» **Provided material**:

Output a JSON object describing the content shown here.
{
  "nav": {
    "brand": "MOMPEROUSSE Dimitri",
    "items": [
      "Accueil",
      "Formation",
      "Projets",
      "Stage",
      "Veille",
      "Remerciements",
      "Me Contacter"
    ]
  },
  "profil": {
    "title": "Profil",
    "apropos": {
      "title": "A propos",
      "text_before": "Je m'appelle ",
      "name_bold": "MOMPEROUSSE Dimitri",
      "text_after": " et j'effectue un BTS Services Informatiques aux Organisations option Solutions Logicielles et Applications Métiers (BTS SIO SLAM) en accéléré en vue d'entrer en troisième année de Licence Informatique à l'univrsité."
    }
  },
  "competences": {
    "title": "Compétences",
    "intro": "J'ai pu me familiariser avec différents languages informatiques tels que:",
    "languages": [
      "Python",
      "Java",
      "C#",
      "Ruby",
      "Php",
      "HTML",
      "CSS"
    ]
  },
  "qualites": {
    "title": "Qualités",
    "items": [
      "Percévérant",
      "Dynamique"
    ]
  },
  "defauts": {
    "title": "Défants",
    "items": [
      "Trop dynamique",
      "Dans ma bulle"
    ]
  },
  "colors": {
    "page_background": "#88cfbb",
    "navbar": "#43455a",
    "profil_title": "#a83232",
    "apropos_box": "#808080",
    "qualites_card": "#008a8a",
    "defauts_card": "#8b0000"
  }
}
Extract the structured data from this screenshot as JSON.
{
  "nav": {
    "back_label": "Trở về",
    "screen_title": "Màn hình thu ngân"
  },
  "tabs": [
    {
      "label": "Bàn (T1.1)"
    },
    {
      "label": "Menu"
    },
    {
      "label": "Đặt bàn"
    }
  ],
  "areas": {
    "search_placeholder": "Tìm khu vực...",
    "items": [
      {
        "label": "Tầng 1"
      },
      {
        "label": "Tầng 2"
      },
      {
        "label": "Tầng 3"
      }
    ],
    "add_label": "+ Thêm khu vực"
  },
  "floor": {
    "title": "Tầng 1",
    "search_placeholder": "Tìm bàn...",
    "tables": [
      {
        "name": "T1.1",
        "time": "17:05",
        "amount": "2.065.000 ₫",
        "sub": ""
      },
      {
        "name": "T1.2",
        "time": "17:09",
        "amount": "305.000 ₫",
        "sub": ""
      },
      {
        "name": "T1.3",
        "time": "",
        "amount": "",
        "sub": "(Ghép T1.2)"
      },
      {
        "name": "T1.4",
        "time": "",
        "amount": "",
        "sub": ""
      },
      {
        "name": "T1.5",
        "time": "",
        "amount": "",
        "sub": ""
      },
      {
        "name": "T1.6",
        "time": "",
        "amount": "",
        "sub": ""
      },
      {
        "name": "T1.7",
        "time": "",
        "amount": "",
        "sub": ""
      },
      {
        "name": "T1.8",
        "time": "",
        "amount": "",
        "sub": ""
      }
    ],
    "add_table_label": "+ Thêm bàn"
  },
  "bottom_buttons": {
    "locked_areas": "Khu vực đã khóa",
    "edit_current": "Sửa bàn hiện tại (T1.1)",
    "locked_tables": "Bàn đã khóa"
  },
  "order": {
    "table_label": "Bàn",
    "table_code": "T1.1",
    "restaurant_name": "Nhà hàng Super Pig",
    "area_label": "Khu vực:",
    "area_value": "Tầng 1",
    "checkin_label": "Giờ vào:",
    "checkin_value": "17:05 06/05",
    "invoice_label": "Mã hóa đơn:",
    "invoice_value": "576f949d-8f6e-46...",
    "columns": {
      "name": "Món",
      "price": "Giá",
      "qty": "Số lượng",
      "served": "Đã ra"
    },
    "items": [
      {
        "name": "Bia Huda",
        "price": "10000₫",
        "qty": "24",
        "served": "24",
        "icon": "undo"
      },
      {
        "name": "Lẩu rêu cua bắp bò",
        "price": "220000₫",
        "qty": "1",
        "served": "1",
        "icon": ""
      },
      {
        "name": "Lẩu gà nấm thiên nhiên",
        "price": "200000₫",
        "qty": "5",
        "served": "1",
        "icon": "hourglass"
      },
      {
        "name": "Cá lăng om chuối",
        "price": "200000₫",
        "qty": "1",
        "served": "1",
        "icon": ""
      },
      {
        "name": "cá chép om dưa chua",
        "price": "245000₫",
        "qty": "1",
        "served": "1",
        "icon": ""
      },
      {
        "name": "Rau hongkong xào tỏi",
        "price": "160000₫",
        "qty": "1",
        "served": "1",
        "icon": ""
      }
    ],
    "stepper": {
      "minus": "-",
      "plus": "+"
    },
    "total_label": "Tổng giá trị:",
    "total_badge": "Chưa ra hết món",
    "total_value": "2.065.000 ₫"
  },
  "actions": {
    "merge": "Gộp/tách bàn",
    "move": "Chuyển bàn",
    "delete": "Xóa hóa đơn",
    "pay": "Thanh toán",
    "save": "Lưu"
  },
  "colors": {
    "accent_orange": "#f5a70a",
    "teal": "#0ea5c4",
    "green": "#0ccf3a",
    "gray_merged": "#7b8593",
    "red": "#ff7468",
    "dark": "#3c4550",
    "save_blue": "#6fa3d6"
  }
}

» **What is required**: Return the material in full, exactly as shown.

» **Solution to the problem**:
Output a JSON object describing the content shown here.
{
  "nav": {
    "brand": "MOMPEROUSSE Dimitri",
    "items": [
      "Accueil",
      "Formation",
      "Projets",
      "Stage",
      "Veille",
      "Remerciements",
      "Me Contacter"
    ]
  },
  "profil": {
    "title": "Profil",
    "apropos": {
      "title": "A propos",
      "text_before": "Je m'appelle ",
      "name_bold": "MOMPEROUSSE Dimitri",
      "text_after": " et j'effectue un BTS Services Informatiques aux Organisations option Solutions Logicielles et Applications Métiers (BTS SIO SLAM) en accéléré en vue d'entrer en troisième année de Licence Informatique à l'univrsité."
    }
  },
  "competences": {
    "title": "Compétences",
    "intro": "J'ai pu me familiariser avec différents languages informatiques tels que:",
    "languages": [
      "Python",
      "Java",
      "C#",
      "Ruby",
      "Php",
      "HTML",
      "CSS"
    ]
  },
  "qualites": {
    "title": "Qualités",
    "items": [
      "Percévérant",
      "Dynamique"
    ]
  },
  "defauts": {
    "title": "Défants",
    "items": [
      "Trop dynamique",
      "Dans ma bulle"
    ]
  },
  "colors": {
    "page_background": "#88cfbb",
    "navbar": "#43455a",
    "profil_title": "#a83232",
    "apropos_box": "#808080",
    "qualites_card": "#008a8a",
    "defauts_card": "#8b0000"
  }
}
Extract the structured data from this screenshot as JSON.
{
  "nav": {
    "back_label": "Trở về",
    "screen_title": "Màn hình thu ngân"
  },
  "tabs": [
    {
      "label": "Bàn (T1.1)"
    },
    {
      "label": "Menu"
    },
    {
      "label": "Đặt bàn"
    }
  ],
  "areas": {
    "search_placeholder": "Tìm khu vực...",
    "items": [
      {
        "label": "Tầng 1"
      },
      {
        "label": "Tầng 2"
      },
      {
        "label": "Tầng 3"
      }
    ],
    "add_label": "+ Thêm khu vực"
  },
  "floor": {
    "title": "Tầng 1",
    "search_placeholder": "Tìm bàn...",
    "tables": [
      {
        "name": "T1.1",
        "time": "17:05",
        "amount": "2.065.000 ₫",
        "sub": ""
      },
      {
        "name": "T1.2",
        "time": "17:09",
        "amount": "305.000 ₫",
        "sub": ""
      },
      {
        "name": "T1.3",
        "time": "",
        "amount": "",
        "sub": "(Ghép T1.2)"
      },
      {
        "name": "T1.4",
        "time": "",
        "amount": "",
        "sub": ""
      },
      {
        "name": "T1.5",
        "time": "",
        "amount": "",
        "sub": ""
      },
      {
        "name": "T1.6",
        "time": "",
        "amount": "",
        "sub": ""
      },
      {
        "name": "T1.7",
        "time": "",
        "amount": "",
        "sub": ""
      },
      {
        "name": "T1.8",
        "time": "",
        "amount": "",
        "sub": ""
      }
    ],
    "add_table_label": "+ Thêm bàn"
  },
  "bottom_buttons": {
    "locked_areas": "Khu vực đã khóa",
    "edit_current": "Sửa bàn hiện tại (T1.1)",
    "locked_tables": "Bàn đã khóa"
  },
  "order": {
    "table_label": "Bàn",
    "table_code": "T1.1",
    "restaurant_name": "Nhà hàng Super Pig",
    "area_label": "Khu vực:",
    "area_value": "Tầng 1",
    "checkin_label": "Giờ vào:",
    "checkin_value": "17:05 06/05",
    "invoice_label": "Mã hóa đơn:",
    "invoice_value": "576f949d-8f6e-46...",
    "columns": {
      "name": "Món",
      "price": "Giá",
      "qty": "Số lượng",
      "served": "Đã ra"
    },
    "items": [
      {
        "name": "Bia Huda",
        "price": "10000₫",
        "qty": "24",
        "served": "24",
        "icon": "undo"
      },
      {
        "name": "Lẩu rêu cua bắp bò",
        "price": "220000₫",
        "qty": "1",
        "served": "1",
        "icon": ""
      },
      {
        "name": "Lẩu gà nấm thiên nhiên",
        "price": "200000₫",
        "qty": "5",
        "served": "1",
        "icon": "hourglass"
      },
      {
        "name": "Cá lăng om chuối",
        "price": "200000₫",
        "qty": "1",
        "served": "1",
        "icon": ""
      },
      {
        "name": "cá chép om dưa chua",
        "price": "245000₫",
        "qty": "1",
        "served": "1",
        "icon": ""
      },
      {
        "name": "Rau hongkong xào tỏi",
        "price": "160000₫",
        "qty": "1",
        "served": "1",
        "icon": ""
      }
    ],
    "stepper": {
      "minus": "-",
      "plus": "+"
    },
    "total_label": "Tổng giá trị:",
    "total_badge": "Chưa ra hết món",
    "total_value": "2.065.000 ₫"
  },
  "actions": {
    "merge": "Gộp/tách bàn",
    "move": "Chuyển bàn",
    "delete": "Xóa hóa đơn",
    "pay": "Thanh toán",
    "save": "Lưu"
  },
  "colors": {
    "accent_orange": "#f5a70a",
    "teal": "#0ea5c4",
    "green": "#0ccf3a",
    "gray_merged": "#7b8593",
    "red": "#ff7468",
    "dark": "#3c4550",
    "save_blue": "#6fa3d6"
  }
}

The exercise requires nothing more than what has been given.